STATED EXERCISE — Please output every line of the material as it stands, without the pictures.

##############################

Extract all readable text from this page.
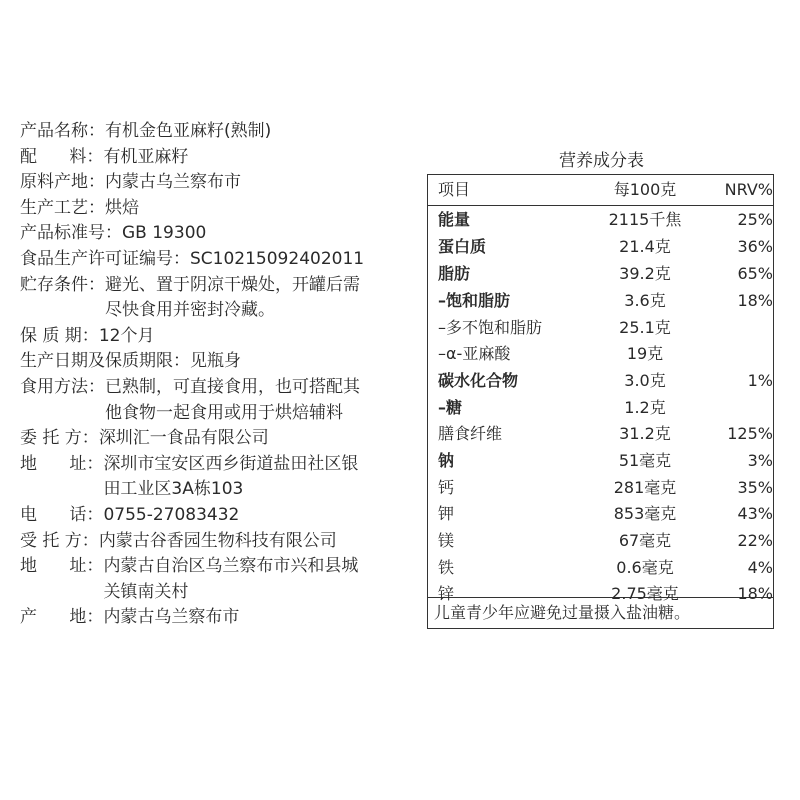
产品名称： 有机金色亚麻籽(熟制)
配      料： 有机亚麻籽
原料产地： 内蒙古乌兰察布市
生产工艺： 烘焙
产品标准号： GB 19300
食品生产许可证编号： SC10215092402011
贮存条件： 避光、置于阴凉干燥处，开罐后需
尽快食用并密封冷藏。
保 质 期： 12个月
生产日期及保质期限： 见瓶身
食用方法： 已熟制，可直接食用，也可搭配其
他食物一起食用或用于烘焙辅料
委 托 方： 深圳汇一食品有限公司
地      址： 深圳市宝安区西乡街道盐田社区银
田工业区3A栋103
电      话： 0755-27083432
受 托 方： 内蒙古谷香园生物科技有限公司
地      址： 内蒙古自治区乌兰察布市兴和县城
关镇南关村
产      地： 内蒙古乌兰察布市
营养成分表
项目	每100克	NRV%
儿童青少年应避免过量摄入盐油糖。
能量	2115千焦	25%
蛋白质	21.4克	36%
脂肪	39.2克	65%
–饱和脂肪	3.6克	18%
–多不饱和脂肪	25.1克
–α-亚麻酸	19克
碳水化合物	3.0克	1%
–糖	1.2克
膳食纤维	31.2克	125%
钠	51毫克	3%
钙	281毫克	35%
钾	853毫克	43%
镁	67毫克	22%
铁	0.6毫克	4%
锌	2.75毫克	18%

##############################

SOLUTION TO THE EXERCISE —
Extract all readable text from this page.
产品名称： 有机金色亚麻籽(熟制)
配      料： 有机亚麻籽
原料产地： 内蒙古乌兰察布市
生产工艺： 烘焙
产品标准号： GB 19300
食品生产许可证编号： SC10215092402011
贮存条件： 避光、置于阴凉干燥处，开罐后需
尽快食用并密封冷藏。
保 质 期： 12个月
生产日期及保质期限： 见瓶身
食用方法： 已熟制，可直接食用，也可搭配其
他食物一起食用或用于烘焙辅料
委 托 方： 深圳汇一食品有限公司
地      址： 深圳市宝安区西乡街道盐田社区银
田工业区3A栋103
电      话： 0755-27083432
受 托 方： 内蒙古谷香园生物科技有限公司
地      址： 内蒙古自治区乌兰察布市兴和县城
关镇南关村
产      地： 内蒙古乌兰察布市
营养成分表
项目	每100克	NRV%
儿童青少年应避免过量摄入盐油糖。
能量	2115千焦	25%
蛋白质	21.4克	36%
脂肪	39.2克	65%
–饱和脂肪	3.6克	18%
–多不饱和脂肪	25.1克
–α-亚麻酸	19克
碳水化合物	3.0克	1%
–糖	1.2克
膳食纤维	31.2克	125%
钠	51毫克	3%
钙	281毫克	35%
钾	853毫克	43%
镁	67毫克	22%
铁	0.6毫克	4%
锌	2.75毫克	18%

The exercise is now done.